» **Problem statement**
Could you copy out the full article below on India's Covid case count, word for word and in its entirety?

» **Source document**
The TLDR: The Covid count in India is currently 198,370. We added a record 8,392 new cases on Monday—and are now the seventh-worst hit nation in the world, having overtaken both France and Spain. This surge is alarming, yes. But it also disguises serious problems with the data—which is outdated and filled with holes.
First, the surge
But these numbers are old!
Every virus tally typically states that these are “recorded” cases. This implies that there may be more infections that have not been detected. But the word also indicates that the numbers are at least two weeks old. And that’s because of how the virus behaves:
“The available evidence suggests that it usually takes about five days for an infected person to go from transmission to symptoms, but it can take as long as 14 days, and the person infected will be contagious for much of that time. The flu, by comparison, goes from transmission to symptoms in an average of two days and a maximum of four, according to the Centers for Disease Control and Prevention, and most people are infectious for only about a day before becoming ill.”
Now add the fact that people who fall sick often fail to seek help—staying home for days, hoping they will get better. Added disincentive: there’s a severe shortage of beds (which we explained here) and the crap arrangements for quarantine. The reality is that many of us will not get tested or head for the hospital in a hurry.
Point to note: Contrary to what many headlines claim, India did not surge during Lockdown 4.0. The numbers we are seeing now reflect what happened during the phase before.
Next: India’s slo-mo testing
Last week, Huffington Post put together an excellent deep dive that explained why Covid numbers put out by the government are meaningless. The big reason: there are huge bottlenecks within the testing process. The article offers this example of Ashok Nagar in Madhya Pradesh—which is considered a green district:
"In the first day of May, Ashok Nagar had collected a total of 330 samples and received reports of 248 patients; the results of 82 samples were pending from April. By the 13th of May, the district had sent 940 samples, but a bottleneck in analysing these samples meant the number of pending samples had ballooned to 345 — more than four times the number of pending samples from a fortnight ago."

» **Material provided**
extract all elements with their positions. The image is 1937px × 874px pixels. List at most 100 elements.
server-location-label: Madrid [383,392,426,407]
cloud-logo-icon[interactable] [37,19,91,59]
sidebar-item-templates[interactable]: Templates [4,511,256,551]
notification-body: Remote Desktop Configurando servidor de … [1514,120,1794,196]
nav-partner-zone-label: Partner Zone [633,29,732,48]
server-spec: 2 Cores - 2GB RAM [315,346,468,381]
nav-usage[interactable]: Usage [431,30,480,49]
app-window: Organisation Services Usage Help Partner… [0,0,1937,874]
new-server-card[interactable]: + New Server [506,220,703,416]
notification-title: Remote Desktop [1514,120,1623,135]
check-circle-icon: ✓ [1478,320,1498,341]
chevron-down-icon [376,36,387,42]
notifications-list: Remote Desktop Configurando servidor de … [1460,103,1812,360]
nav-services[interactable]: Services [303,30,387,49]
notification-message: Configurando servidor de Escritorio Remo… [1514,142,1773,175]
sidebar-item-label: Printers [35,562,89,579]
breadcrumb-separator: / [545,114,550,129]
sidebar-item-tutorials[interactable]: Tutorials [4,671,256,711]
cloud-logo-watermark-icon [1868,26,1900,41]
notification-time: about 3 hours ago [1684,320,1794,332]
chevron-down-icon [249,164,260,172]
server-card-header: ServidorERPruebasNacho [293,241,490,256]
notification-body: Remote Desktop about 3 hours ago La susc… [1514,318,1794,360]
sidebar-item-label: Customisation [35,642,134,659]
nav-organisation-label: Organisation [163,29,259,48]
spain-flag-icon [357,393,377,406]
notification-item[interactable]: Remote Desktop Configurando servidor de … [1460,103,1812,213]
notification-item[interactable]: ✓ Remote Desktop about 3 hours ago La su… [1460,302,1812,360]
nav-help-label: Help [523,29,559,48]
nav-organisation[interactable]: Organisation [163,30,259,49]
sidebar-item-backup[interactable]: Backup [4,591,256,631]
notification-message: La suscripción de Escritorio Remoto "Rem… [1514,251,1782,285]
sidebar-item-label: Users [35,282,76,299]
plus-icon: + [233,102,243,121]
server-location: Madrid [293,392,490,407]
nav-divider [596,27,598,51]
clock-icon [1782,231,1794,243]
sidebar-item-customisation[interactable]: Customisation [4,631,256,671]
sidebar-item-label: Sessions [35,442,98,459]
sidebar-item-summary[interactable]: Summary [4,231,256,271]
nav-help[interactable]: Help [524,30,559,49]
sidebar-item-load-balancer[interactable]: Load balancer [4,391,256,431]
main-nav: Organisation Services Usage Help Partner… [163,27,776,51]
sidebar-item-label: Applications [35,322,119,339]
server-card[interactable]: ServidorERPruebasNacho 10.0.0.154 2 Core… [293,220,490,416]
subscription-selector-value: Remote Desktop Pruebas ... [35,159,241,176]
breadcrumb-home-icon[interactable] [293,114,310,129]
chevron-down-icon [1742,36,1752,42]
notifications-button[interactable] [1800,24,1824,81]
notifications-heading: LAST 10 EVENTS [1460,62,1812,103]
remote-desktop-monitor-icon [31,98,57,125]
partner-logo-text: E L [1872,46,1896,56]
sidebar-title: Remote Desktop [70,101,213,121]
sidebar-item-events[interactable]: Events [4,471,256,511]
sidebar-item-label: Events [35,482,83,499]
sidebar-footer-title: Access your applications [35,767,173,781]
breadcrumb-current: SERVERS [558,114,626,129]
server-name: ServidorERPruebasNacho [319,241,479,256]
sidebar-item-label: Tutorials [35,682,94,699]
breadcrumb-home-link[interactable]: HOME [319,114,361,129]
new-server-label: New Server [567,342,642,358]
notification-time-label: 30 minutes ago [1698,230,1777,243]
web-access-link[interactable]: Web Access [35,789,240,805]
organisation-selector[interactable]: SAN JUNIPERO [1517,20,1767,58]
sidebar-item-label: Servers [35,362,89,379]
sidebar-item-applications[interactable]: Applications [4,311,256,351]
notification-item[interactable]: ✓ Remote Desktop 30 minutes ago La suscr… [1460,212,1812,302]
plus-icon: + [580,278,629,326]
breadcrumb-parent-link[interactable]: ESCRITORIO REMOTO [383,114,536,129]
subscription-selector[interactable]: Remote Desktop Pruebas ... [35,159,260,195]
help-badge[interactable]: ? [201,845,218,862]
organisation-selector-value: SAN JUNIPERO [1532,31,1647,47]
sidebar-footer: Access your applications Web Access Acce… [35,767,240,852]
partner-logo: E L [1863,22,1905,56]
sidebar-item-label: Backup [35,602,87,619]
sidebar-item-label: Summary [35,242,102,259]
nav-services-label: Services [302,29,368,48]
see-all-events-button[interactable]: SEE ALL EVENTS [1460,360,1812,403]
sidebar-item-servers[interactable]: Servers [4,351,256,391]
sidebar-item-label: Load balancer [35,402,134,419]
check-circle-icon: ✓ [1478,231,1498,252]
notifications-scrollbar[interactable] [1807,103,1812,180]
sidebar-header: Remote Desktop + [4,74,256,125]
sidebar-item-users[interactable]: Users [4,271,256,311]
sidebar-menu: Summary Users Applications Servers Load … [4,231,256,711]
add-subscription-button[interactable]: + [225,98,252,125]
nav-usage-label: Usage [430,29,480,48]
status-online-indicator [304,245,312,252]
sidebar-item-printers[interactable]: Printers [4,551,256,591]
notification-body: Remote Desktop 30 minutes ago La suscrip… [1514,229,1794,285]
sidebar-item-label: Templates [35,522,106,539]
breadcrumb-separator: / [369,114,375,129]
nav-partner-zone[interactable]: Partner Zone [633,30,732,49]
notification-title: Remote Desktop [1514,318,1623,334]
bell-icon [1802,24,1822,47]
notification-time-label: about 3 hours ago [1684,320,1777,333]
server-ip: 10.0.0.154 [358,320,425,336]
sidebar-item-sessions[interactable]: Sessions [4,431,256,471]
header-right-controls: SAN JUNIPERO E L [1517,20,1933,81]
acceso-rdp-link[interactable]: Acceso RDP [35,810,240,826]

» **Response to this exercise**
The TLDR: The Covid count in India is currently 198,370. We added a record 8,392 new cases on Monday—and are now the seventh-worst hit nation in the world, having overtaken both France and Spain. This surge is alarming, yes. But it also disguises serious problems with the data—which is outdated and filled with holes.
First, the surge
But these numbers are old!
Every virus tally typically states that these are “recorded” cases. This implies that there may be more infections that have not been detected. But the word also indicates that the numbers are at least two weeks old. And that’s because of how the virus behaves:
“The available evidence suggests that it usually takes about five days for an infected person to go from transmission to symptoms, but it can take as long as 14 days, and the person infected will be contagious for much of that time. The flu, by comparison, goes from transmission to symptoms in an average of two days and a maximum of four, according to the Centers for Disease Control and Prevention, and most people are infectious for only about a day before becoming ill.”
Now add the fact that people who fall sick often fail to seek help—staying home for days, hoping they will get better. Added disincentive: there’s a severe shortage of beds (which we explained here) and the crap arrangements for quarantine. The reality is that many of us will not get tested or head for the hospital in a hurry.
Point to note: Contrary to what many headlines claim, India did not surge during Lockdown 4.0. The numbers we are seeing now reflect what happened during the phase before.
Next: India’s slo-mo testing
Last week, Huffington Post put together an excellent deep dive that explained why Covid numbers put out by the government are meaningless. The big reason: there are huge bottlenecks within the testing process. The article offers this example of Ashok Nagar in Madhya Pradesh—which is considered a green district:
"In the first day of May, Ashok Nagar had collected a total of 330 samples and received reports of 248 patients; the results of 82 samples were pending from April. By the 13th of May, the district had sent 940 samples, but a bottleneck in analysing these samples meant the number of pending samples had ballooned to 345 — more than four times the number of pending samples from a fortnight ago."